BEGIN

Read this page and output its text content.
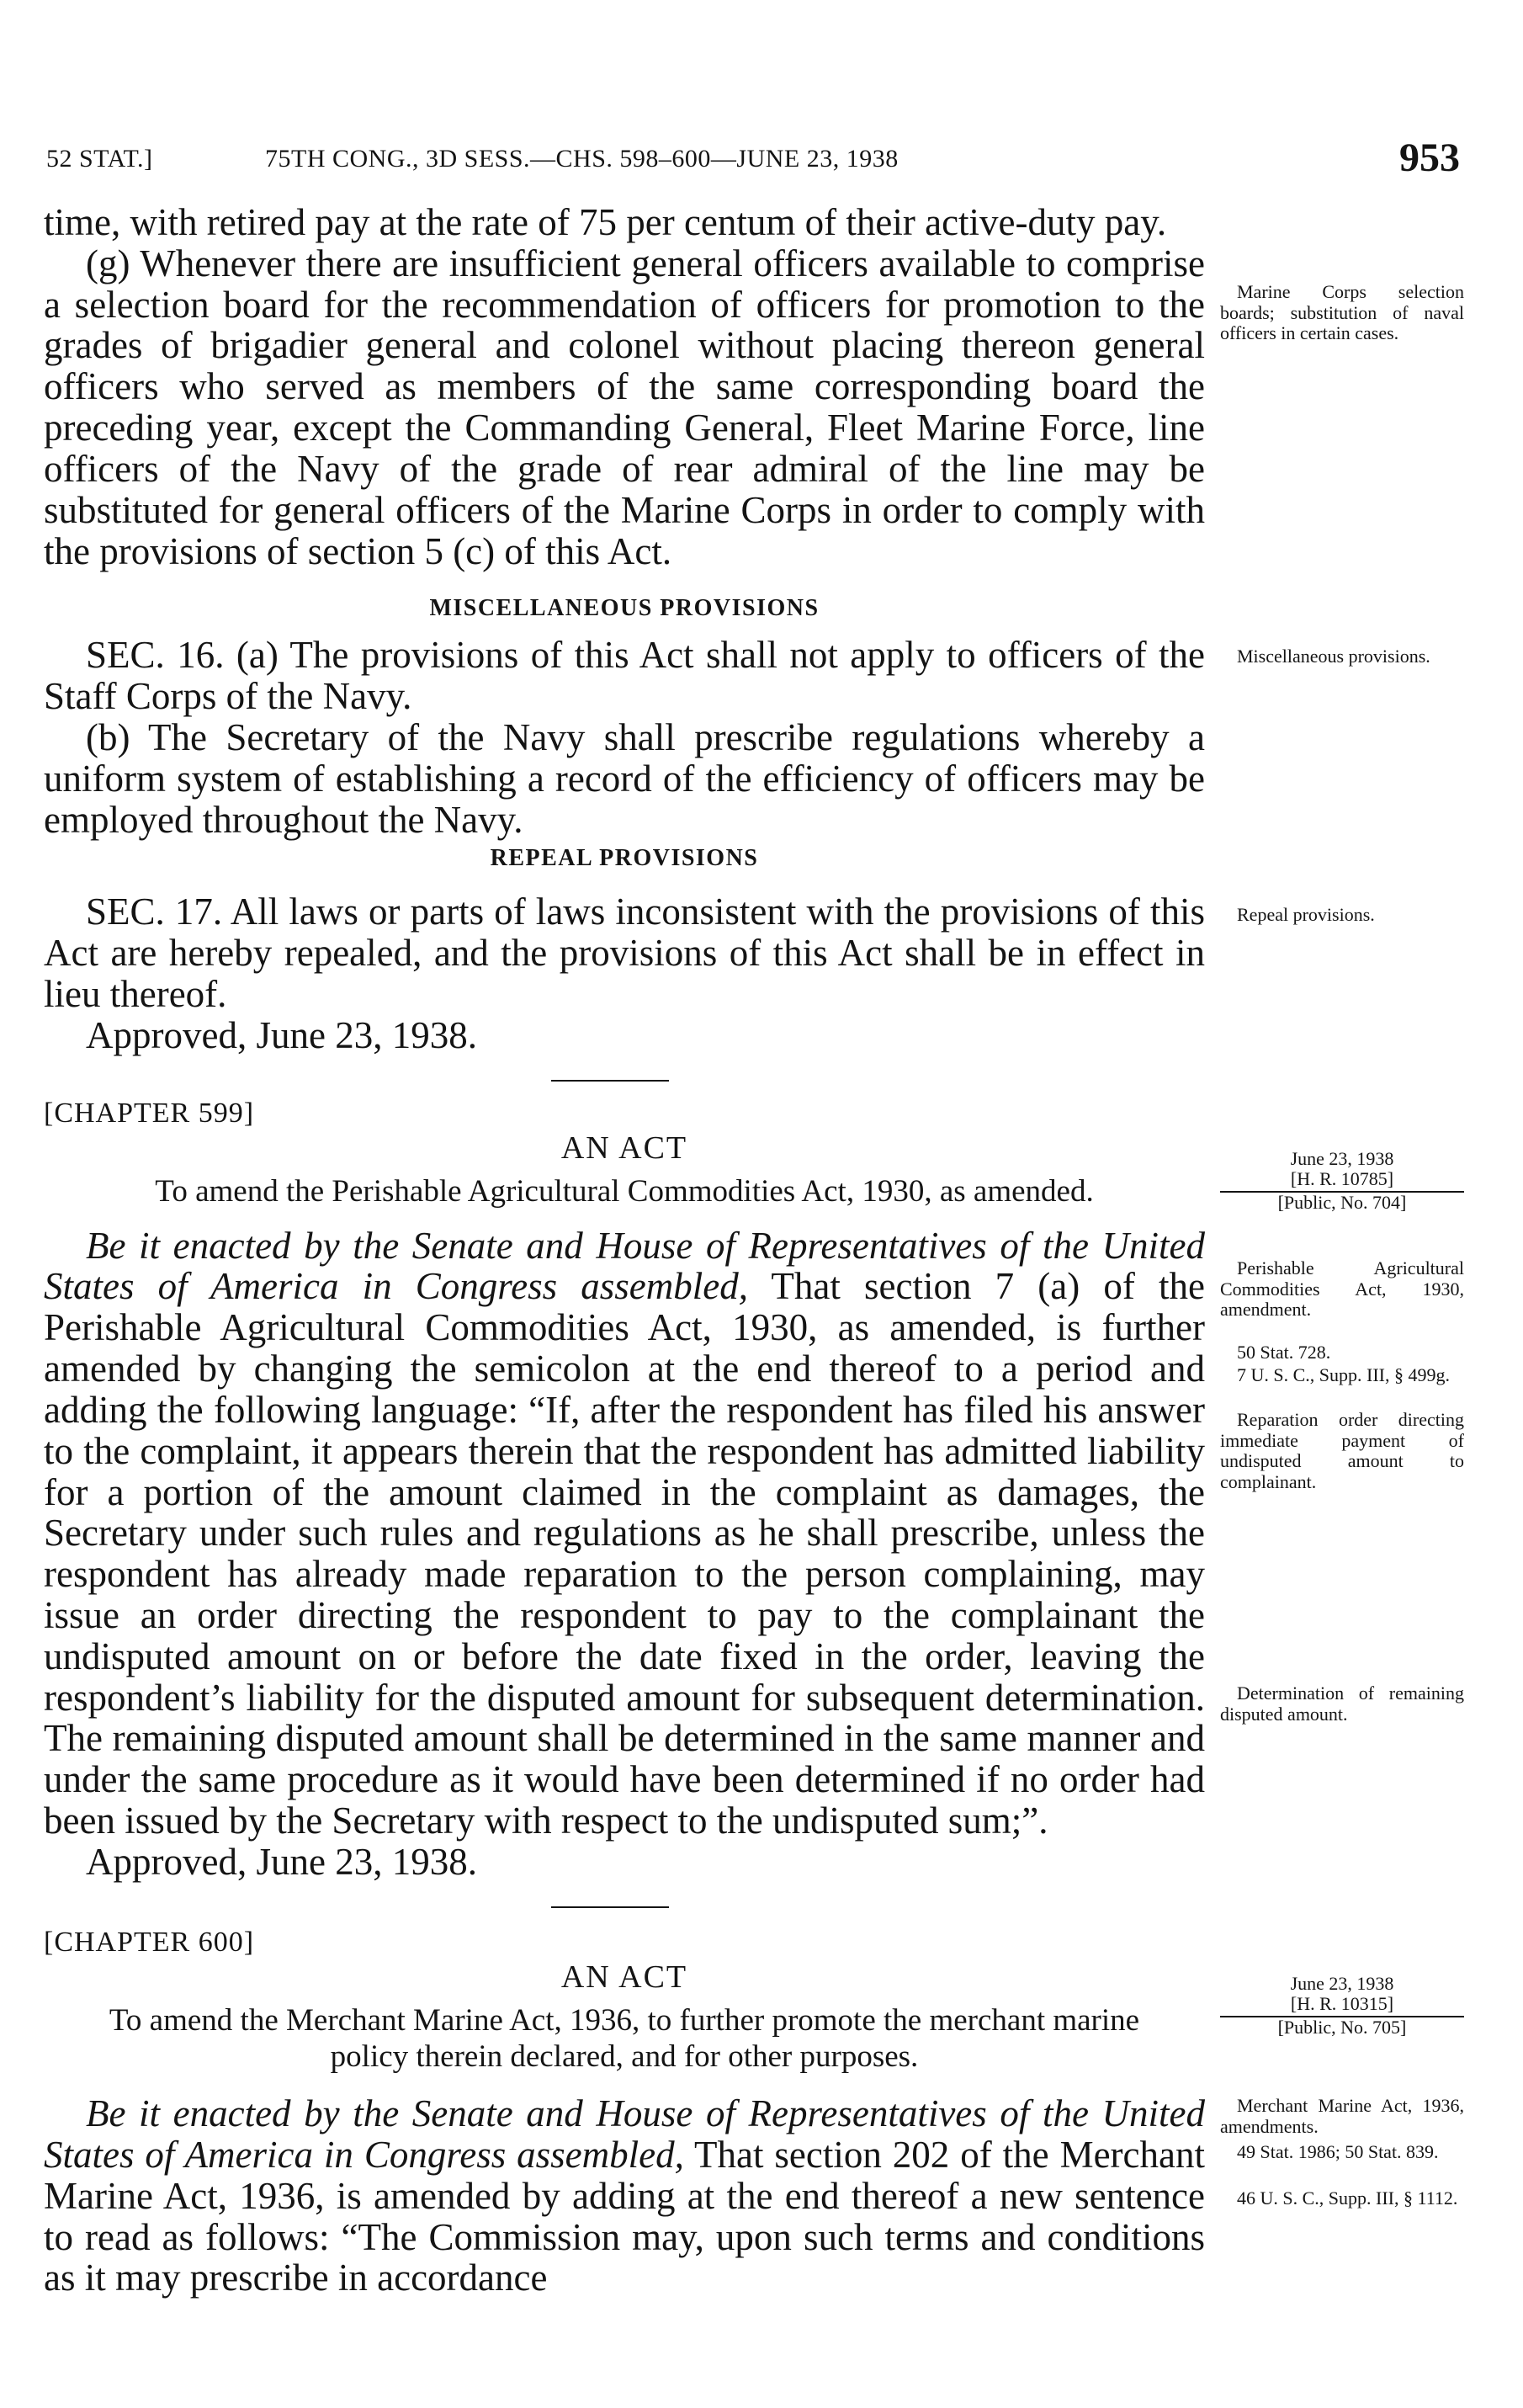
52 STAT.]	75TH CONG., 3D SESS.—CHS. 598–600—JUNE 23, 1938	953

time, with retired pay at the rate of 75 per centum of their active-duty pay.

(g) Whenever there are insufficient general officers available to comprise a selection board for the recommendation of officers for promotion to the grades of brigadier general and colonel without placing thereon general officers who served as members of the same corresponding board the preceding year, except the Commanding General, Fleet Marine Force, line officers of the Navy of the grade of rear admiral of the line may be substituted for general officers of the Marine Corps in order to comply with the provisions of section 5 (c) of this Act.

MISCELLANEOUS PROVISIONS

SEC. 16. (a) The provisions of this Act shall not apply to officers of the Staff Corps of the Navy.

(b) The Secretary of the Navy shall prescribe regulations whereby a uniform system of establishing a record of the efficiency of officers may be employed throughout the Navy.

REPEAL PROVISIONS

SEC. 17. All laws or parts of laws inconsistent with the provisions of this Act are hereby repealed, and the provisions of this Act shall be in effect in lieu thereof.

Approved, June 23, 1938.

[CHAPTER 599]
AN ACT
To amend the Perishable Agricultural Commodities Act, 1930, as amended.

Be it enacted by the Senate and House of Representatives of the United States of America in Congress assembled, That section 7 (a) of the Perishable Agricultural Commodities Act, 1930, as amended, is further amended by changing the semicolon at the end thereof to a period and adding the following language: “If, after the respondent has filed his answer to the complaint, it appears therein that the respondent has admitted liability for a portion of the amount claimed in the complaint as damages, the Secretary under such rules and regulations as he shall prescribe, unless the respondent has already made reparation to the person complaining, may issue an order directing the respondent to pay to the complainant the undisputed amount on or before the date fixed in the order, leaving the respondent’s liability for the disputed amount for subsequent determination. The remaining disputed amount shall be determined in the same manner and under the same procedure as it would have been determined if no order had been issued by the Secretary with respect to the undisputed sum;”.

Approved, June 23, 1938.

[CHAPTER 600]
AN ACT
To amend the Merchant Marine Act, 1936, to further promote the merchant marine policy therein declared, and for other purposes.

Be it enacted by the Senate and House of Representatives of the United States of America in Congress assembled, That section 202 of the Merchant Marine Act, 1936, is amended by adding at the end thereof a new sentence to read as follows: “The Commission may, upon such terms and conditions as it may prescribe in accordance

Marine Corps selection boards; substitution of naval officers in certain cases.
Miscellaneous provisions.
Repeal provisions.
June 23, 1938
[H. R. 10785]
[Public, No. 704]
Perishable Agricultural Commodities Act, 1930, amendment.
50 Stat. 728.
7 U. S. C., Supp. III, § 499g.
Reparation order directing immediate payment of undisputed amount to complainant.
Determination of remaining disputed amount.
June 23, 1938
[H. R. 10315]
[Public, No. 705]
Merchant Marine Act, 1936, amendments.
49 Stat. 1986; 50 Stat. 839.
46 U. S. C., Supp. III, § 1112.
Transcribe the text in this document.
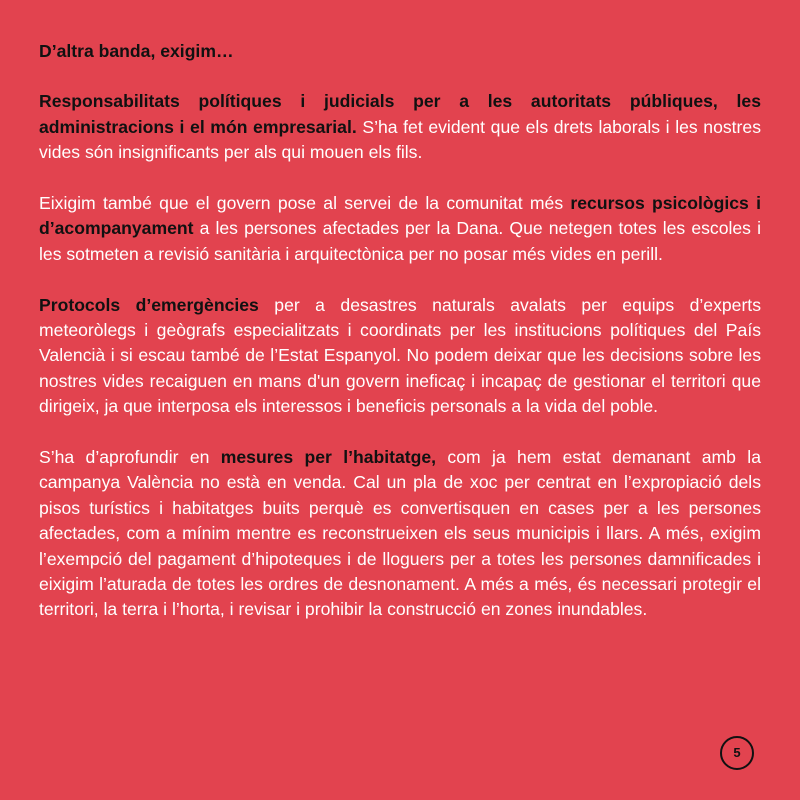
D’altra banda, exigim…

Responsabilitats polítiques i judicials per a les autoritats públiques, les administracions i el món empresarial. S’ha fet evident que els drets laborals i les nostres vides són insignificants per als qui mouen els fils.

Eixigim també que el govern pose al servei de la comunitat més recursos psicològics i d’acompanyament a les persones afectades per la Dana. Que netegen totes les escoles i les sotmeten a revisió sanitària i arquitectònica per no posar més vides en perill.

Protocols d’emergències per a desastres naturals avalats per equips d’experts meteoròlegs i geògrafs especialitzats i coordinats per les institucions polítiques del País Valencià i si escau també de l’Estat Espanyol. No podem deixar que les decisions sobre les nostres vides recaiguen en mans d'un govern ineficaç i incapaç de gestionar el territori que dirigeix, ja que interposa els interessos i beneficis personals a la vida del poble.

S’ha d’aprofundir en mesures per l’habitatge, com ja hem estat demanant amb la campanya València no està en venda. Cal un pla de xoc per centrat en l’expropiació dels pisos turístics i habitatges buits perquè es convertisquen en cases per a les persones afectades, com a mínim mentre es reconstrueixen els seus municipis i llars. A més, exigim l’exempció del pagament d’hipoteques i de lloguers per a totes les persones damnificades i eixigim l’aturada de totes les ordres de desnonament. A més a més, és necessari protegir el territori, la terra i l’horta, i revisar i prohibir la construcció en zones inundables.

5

END

[DO THIS]
Filter the records, keeping only lines that contain "exigim", and show those lines.

[RESPONSE FOR THIS EXERCISE]
D’altra banda, exigim…
S’ha d’aprofundir en mesures per l’habitatge, com ja hem estat demanant amb la campanya València no està en venda. Cal un pla de xoc per centrat en l’expropiació dels pisos turístics i habitatges buits perquè es convertisquen en cases per a les persones afectades, com a mínim mentre es reconstrueixen els seus municipis i llars. A més, exigim l’exempció del pagament d’hipoteques i de lloguers per a totes les persones damnificades i eixigim l’aturada de totes les ordres de desnonament. A més a més, és necessari protegir el territori, la terra i l’horta, i revisar i prohibir la construcció en zones inundables.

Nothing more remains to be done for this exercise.